* **EXERCISE AIM**: Could you transcribe the material below exactly, without leaving out a single line?

---

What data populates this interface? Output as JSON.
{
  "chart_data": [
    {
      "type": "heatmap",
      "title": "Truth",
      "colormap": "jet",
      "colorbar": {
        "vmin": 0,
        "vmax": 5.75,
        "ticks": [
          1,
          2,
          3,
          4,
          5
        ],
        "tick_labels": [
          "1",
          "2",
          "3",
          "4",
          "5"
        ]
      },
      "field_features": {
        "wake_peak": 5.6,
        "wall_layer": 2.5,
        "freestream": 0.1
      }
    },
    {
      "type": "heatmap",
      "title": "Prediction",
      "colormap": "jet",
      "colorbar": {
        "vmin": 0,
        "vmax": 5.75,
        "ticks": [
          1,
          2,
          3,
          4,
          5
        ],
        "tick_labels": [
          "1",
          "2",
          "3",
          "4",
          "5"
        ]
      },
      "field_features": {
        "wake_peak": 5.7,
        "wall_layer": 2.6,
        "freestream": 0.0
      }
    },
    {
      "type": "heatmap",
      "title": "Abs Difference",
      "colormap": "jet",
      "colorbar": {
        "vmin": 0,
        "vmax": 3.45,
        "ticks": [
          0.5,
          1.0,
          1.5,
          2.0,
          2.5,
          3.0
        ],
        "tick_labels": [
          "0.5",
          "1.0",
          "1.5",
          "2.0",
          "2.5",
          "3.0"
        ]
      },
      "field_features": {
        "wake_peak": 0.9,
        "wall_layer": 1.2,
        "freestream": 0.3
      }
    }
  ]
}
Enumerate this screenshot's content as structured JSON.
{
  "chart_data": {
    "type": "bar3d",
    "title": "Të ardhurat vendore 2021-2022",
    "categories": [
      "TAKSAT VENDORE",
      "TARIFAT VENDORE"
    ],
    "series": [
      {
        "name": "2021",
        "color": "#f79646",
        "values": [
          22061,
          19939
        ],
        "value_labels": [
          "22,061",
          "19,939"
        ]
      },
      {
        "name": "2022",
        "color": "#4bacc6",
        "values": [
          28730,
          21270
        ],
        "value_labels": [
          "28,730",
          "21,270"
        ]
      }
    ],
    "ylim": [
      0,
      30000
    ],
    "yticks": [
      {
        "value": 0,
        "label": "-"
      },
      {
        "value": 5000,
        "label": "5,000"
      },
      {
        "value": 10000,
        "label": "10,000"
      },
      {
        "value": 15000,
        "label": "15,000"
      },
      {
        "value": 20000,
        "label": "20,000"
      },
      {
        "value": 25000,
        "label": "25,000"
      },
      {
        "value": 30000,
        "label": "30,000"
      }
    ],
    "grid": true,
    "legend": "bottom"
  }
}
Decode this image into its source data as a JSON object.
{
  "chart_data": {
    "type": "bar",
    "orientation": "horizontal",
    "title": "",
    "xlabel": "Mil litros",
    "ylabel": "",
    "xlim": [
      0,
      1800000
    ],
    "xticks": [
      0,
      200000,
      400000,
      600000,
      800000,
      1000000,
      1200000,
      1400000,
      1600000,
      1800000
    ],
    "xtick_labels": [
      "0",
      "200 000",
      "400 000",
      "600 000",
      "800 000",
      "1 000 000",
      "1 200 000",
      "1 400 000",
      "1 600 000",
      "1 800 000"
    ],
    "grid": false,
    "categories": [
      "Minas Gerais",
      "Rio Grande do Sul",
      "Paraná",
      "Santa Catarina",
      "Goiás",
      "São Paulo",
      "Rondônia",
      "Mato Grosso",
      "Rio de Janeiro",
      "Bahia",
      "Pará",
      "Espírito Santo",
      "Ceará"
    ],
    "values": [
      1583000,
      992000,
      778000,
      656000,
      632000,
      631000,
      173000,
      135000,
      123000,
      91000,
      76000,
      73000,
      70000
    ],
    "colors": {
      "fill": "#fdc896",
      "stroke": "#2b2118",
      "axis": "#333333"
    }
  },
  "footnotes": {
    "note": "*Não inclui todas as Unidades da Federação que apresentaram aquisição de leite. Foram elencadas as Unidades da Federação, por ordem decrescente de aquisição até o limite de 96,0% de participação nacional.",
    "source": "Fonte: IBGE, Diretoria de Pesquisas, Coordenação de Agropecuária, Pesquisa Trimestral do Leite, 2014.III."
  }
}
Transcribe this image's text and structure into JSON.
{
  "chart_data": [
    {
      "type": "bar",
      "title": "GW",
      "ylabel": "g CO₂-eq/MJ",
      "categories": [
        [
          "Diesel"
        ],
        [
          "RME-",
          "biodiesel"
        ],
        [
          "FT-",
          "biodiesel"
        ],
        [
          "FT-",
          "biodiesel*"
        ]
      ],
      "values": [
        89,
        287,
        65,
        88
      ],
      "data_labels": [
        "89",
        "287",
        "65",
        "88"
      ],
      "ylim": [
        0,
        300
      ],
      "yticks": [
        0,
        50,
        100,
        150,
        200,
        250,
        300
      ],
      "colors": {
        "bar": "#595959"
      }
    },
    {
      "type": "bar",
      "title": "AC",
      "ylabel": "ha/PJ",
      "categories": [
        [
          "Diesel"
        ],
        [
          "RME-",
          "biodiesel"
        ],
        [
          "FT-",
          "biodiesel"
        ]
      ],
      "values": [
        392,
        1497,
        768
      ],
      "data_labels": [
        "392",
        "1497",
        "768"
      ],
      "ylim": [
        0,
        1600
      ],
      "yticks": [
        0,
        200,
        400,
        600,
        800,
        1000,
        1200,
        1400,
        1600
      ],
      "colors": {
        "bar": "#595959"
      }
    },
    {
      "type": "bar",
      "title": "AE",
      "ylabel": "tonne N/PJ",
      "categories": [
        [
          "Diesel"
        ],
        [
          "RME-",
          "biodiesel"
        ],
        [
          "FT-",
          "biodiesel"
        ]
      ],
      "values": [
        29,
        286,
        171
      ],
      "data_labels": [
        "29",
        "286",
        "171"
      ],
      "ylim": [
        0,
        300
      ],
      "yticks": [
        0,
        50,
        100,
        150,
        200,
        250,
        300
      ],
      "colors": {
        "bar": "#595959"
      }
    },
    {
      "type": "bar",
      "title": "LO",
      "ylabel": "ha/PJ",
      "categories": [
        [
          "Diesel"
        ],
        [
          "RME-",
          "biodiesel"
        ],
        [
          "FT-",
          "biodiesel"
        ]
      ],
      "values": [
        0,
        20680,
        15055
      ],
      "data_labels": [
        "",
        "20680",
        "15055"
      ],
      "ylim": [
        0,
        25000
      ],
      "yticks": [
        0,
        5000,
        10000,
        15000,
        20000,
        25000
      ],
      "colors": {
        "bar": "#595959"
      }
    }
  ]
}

---

* **FULL ANSWER**:
What data populates this interface? Output as JSON.
{
  "chart_data": [
    {
      "type": "heatmap",
      "title": "Truth",
      "colormap": "jet",
      "colorbar": {
        "vmin": 0,
        "vmax": 5.75,
        "ticks": [
          1,
          2,
          3,
          4,
          5
        ],
        "tick_labels": [
          "1",
          "2",
          "3",
          "4",
          "5"
        ]
      },
      "field_features": {
        "wake_peak": 5.6,
        "wall_layer": 2.5,
        "freestream": 0.1
      }
    },
    {
      "type": "heatmap",
      "title": "Prediction",
      "colormap": "jet",
      "colorbar": {
        "vmin": 0,
        "vmax": 5.75,
        "ticks": [
          1,
          2,
          3,
          4,
          5
        ],
        "tick_labels": [
          "1",
          "2",
          "3",
          "4",
          "5"
        ]
      },
      "field_features": {
        "wake_peak": 5.7,
        "wall_layer": 2.6,
        "freestream": 0.0
      }
    },
    {
      "type": "heatmap",
      "title": "Abs Difference",
      "colormap": "jet",
      "colorbar": {
        "vmin": 0,
        "vmax": 3.45,
        "ticks": [
          0.5,
          1.0,
          1.5,
          2.0,
          2.5,
          3.0
        ],
        "tick_labels": [
          "0.5",
          "1.0",
          "1.5",
          "2.0",
          "2.5",
          "3.0"
        ]
      },
      "field_features": {
        "wake_peak": 0.9,
        "wall_layer": 1.2,
        "freestream": 0.3
      }
    }
  ]
}
Enumerate this screenshot's content as structured JSON.
{
  "chart_data": {
    "type": "bar3d",
    "title": "Të ardhurat vendore 2021-2022",
    "categories": [
      "TAKSAT VENDORE",
      "TARIFAT VENDORE"
    ],
    "series": [
      {
        "name": "2021",
        "color": "#f79646",
        "values": [
          22061,
          19939
        ],
        "value_labels": [
          "22,061",
          "19,939"
        ]
      },
      {
        "name": "2022",
        "color": "#4bacc6",
        "values": [
          28730,
          21270
        ],
        "value_labels": [
          "28,730",
          "21,270"
        ]
      }
    ],
    "ylim": [
      0,
      30000
    ],
    "yticks": [
      {
        "value": 0,
        "label": "-"
      },
      {
        "value": 5000,
        "label": "5,000"
      },
      {
        "value": 10000,
        "label": "10,000"
      },
      {
        "value": 15000,
        "label": "15,000"
      },
      {
        "value": 20000,
        "label": "20,000"
      },
      {
        "value": 25000,
        "label": "25,000"
      },
      {
        "value": 30000,
        "label": "30,000"
      }
    ],
    "grid": true,
    "legend": "bottom"
  }
}
Decode this image into its source data as a JSON object.
{
  "chart_data": {
    "type": "bar",
    "orientation": "horizontal",
    "title": "",
    "xlabel": "Mil litros",
    "ylabel": "",
    "xlim": [
      0,
      1800000
    ],
    "xticks": [
      0,
      200000,
      400000,
      600000,
      800000,
      1000000,
      1200000,
      1400000,
      1600000,
      1800000
    ],
    "xtick_labels": [
      "0",
      "200 000",
      "400 000",
      "600 000",
      "800 000",
      "1 000 000",
      "1 200 000",
      "1 400 000",
      "1 600 000",
      "1 800 000"
    ],
    "grid": false,
    "categories": [
      "Minas Gerais",
      "Rio Grande do Sul",
      "Paraná",
      "Santa Catarina",
      "Goiás",
      "São Paulo",
      "Rondônia",
      "Mato Grosso",
      "Rio de Janeiro",
      "Bahia",
      "Pará",
      "Espírito Santo",
      "Ceará"
    ],
    "values": [
      1583000,
      992000,
      778000,
      656000,
      632000,
      631000,
      173000,
      135000,
      123000,
      91000,
      76000,
      73000,
      70000
    ],
    "colors": {
      "fill": "#fdc896",
      "stroke": "#2b2118",
      "axis": "#333333"
    }
  },
  "footnotes": {
    "note": "*Não inclui todas as Unidades da Federação que apresentaram aquisição de leite. Foram elencadas as Unidades da Federação, por ordem decrescente de aquisição até o limite de 96,0% de participação nacional.",
    "source": "Fonte: IBGE, Diretoria de Pesquisas, Coordenação de Agropecuária, Pesquisa Trimestral do Leite, 2014.III."
  }
}
Transcribe this image's text and structure into JSON.
{
  "chart_data": [
    {
      "type": "bar",
      "title": "GW",
      "ylabel": "g CO₂-eq/MJ",
      "categories": [
        [
          "Diesel"
        ],
        [
          "RME-",
          "biodiesel"
        ],
        [
          "FT-",
          "biodiesel"
        ],
        [
          "FT-",
          "biodiesel*"
        ]
      ],
      "values": [
        89,
        287,
        65,
        88
      ],
      "data_labels": [
        "89",
        "287",
        "65",
        "88"
      ],
      "ylim": [
        0,
        300
      ],
      "yticks": [
        0,
        50,
        100,
        150,
        200,
        250,
        300
      ],
      "colors": {
        "bar": "#595959"
      }
    },
    {
      "type": "bar",
      "title": "AC",
      "ylabel": "ha/PJ",
      "categories": [
        [
          "Diesel"
        ],
        [
          "RME-",
          "biodiesel"
        ],
        [
          "FT-",
          "biodiesel"
        ]
      ],
      "values": [
        392,
        1497,
        768
      ],
      "data_labels": [
        "392",
        "1497",
        "768"
      ],
      "ylim": [
        0,
        1600
      ],
      "yticks": [
        0,
        200,
        400,
        600,
        800,
        1000,
        1200,
        1400,
        1600
      ],
      "colors": {
        "bar": "#595959"
      }
    },
    {
      "type": "bar",
      "title": "AE",
      "ylabel": "tonne N/PJ",
      "categories": [
        [
          "Diesel"
        ],
        [
          "RME-",
          "biodiesel"
        ],
        [
          "FT-",
          "biodiesel"
        ]
      ],
      "values": [
        29,
        286,
        171
      ],
      "data_labels": [
        "29",
        "286",
        "171"
      ],
      "ylim": [
        0,
        300
      ],
      "yticks": [
        0,
        50,
        100,
        150,
        200,
        250,
        300
      ],
      "colors": {
        "bar": "#595959"
      }
    },
    {
      "type": "bar",
      "title": "LO",
      "ylabel": "ha/PJ",
      "categories": [
        [
          "Diesel"
        ],
        [
          "RME-",
          "biodiesel"
        ],
        [
          "FT-",
          "biodiesel"
        ]
      ],
      "values": [
        0,
        20680,
        15055
      ],
      "data_labels": [
        "",
        "20680",
        "15055"
      ],
      "ylim": [
        0,
        25000
      ],
      "yticks": [
        0,
        5000,
        10000,
        15000,
        20000,
        25000
      ],
      "colors": {
        "bar": "#595959"
      }
    }
  ]
}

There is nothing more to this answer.